Sift the listing for lines that hold the string "name" and pull them out.

Records to use:
⁂

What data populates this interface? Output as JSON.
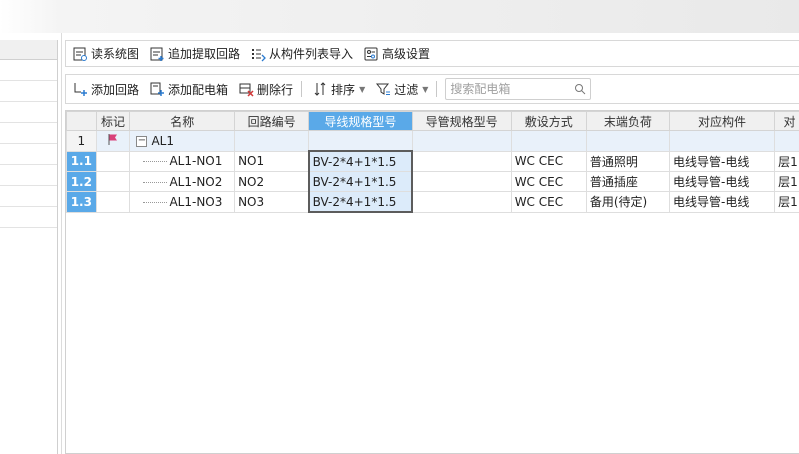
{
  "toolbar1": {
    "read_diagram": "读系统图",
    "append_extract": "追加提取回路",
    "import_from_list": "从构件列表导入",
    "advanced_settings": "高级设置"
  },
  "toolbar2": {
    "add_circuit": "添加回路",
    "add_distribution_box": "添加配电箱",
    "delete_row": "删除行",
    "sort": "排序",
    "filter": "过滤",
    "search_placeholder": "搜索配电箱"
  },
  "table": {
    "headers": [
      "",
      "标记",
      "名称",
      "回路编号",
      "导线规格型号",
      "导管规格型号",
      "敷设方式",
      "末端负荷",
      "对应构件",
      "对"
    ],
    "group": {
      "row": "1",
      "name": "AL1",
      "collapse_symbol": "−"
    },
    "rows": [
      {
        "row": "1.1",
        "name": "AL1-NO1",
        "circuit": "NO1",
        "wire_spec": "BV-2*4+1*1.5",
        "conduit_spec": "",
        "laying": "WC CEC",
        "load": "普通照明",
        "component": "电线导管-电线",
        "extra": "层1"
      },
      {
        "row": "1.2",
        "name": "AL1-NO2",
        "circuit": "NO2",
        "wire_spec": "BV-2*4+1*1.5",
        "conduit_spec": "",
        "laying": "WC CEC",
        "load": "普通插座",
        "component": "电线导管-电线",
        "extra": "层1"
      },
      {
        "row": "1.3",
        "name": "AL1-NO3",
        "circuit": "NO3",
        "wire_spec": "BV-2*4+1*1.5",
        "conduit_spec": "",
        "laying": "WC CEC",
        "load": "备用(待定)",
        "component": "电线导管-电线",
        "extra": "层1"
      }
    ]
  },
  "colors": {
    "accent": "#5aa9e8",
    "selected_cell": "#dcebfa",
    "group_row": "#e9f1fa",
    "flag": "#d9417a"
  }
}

⁂

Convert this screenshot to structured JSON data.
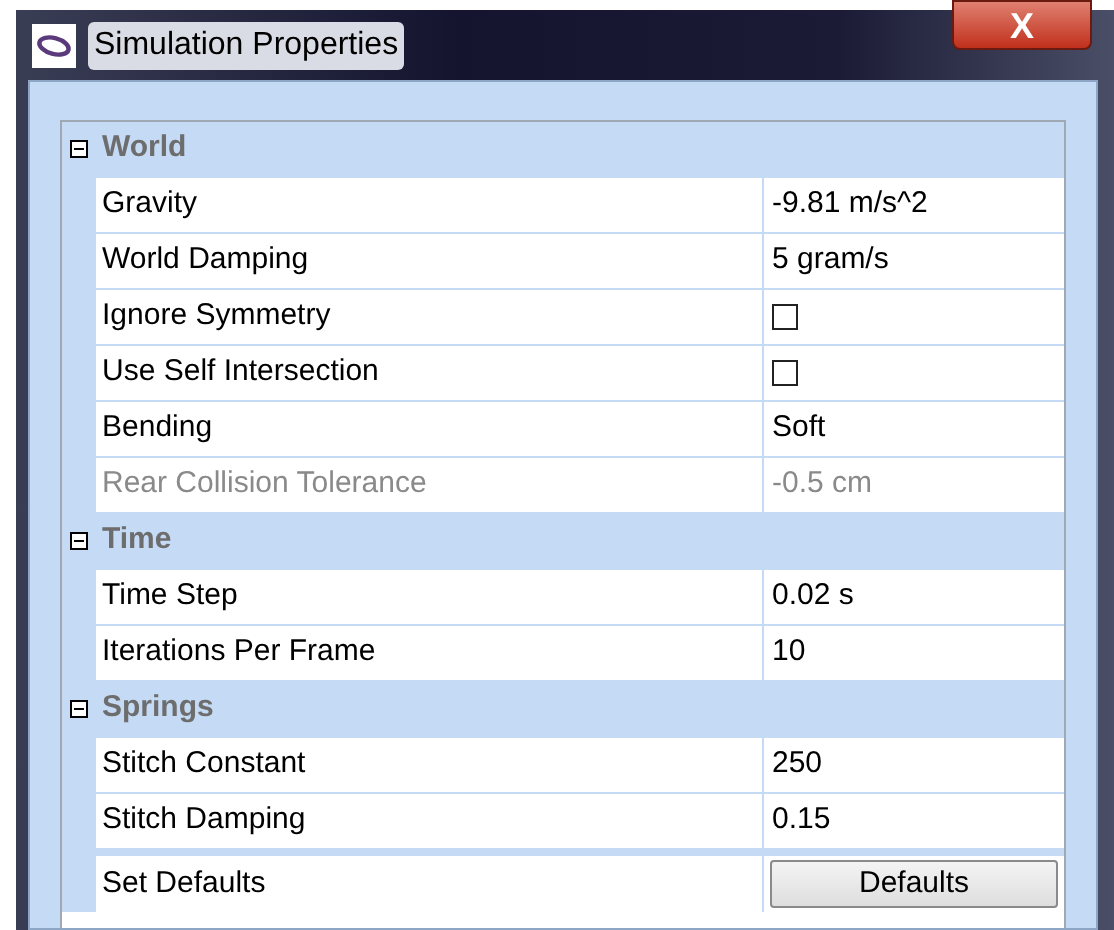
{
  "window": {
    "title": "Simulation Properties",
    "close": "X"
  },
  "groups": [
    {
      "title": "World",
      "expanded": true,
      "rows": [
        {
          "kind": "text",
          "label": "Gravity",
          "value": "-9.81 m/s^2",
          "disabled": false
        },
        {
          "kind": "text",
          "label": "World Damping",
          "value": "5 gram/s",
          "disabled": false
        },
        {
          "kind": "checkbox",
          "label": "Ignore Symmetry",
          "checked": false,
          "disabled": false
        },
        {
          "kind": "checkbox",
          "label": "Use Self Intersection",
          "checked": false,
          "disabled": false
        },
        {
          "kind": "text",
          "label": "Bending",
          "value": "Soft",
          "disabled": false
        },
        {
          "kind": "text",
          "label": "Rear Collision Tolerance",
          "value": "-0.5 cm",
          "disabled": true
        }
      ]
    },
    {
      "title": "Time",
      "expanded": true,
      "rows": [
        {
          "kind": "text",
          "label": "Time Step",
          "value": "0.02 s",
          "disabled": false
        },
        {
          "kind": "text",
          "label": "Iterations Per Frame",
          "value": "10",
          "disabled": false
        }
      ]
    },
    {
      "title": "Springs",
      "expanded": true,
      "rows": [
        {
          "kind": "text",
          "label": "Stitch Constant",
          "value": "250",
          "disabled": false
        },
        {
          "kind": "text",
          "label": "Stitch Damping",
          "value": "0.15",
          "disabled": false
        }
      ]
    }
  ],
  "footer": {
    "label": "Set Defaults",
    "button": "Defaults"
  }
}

⁂

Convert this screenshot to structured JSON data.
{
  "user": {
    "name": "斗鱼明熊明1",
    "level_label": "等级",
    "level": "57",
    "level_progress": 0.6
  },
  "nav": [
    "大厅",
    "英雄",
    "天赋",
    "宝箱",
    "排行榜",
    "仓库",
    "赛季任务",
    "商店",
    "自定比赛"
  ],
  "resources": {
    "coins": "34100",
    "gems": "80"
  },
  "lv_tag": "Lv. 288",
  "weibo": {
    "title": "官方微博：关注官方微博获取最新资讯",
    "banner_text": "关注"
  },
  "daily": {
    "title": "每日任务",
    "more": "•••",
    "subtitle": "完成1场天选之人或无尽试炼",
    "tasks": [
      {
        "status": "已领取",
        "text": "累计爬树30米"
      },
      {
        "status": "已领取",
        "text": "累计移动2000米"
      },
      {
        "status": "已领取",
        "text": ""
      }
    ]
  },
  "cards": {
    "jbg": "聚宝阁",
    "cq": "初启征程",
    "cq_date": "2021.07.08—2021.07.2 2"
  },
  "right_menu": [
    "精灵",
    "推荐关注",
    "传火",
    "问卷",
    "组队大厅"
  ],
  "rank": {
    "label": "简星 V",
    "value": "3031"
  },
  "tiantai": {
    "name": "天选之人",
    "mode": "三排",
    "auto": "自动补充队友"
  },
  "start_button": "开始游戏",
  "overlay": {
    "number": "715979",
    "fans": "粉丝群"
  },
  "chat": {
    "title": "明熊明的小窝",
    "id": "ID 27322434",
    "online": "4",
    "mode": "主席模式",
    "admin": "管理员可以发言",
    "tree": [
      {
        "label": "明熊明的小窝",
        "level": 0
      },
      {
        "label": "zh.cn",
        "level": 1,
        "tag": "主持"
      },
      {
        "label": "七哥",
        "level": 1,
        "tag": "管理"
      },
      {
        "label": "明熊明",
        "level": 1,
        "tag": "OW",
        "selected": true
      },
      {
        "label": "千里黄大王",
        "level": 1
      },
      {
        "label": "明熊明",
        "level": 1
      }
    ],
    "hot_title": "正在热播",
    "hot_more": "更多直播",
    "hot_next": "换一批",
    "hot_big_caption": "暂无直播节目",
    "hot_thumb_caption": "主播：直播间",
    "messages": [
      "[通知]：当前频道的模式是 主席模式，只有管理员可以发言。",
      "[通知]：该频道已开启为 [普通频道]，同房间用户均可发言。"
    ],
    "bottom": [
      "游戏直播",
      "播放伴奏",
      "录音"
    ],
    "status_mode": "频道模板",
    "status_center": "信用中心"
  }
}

⁂

Output:
      "name": "AL1",
        "name": "AL1-NO1",
        "name": "AL1-NO2",
        "name": "AL1-NO3",
    "name": "斗鱼明熊明1",
    "name": "天选之人",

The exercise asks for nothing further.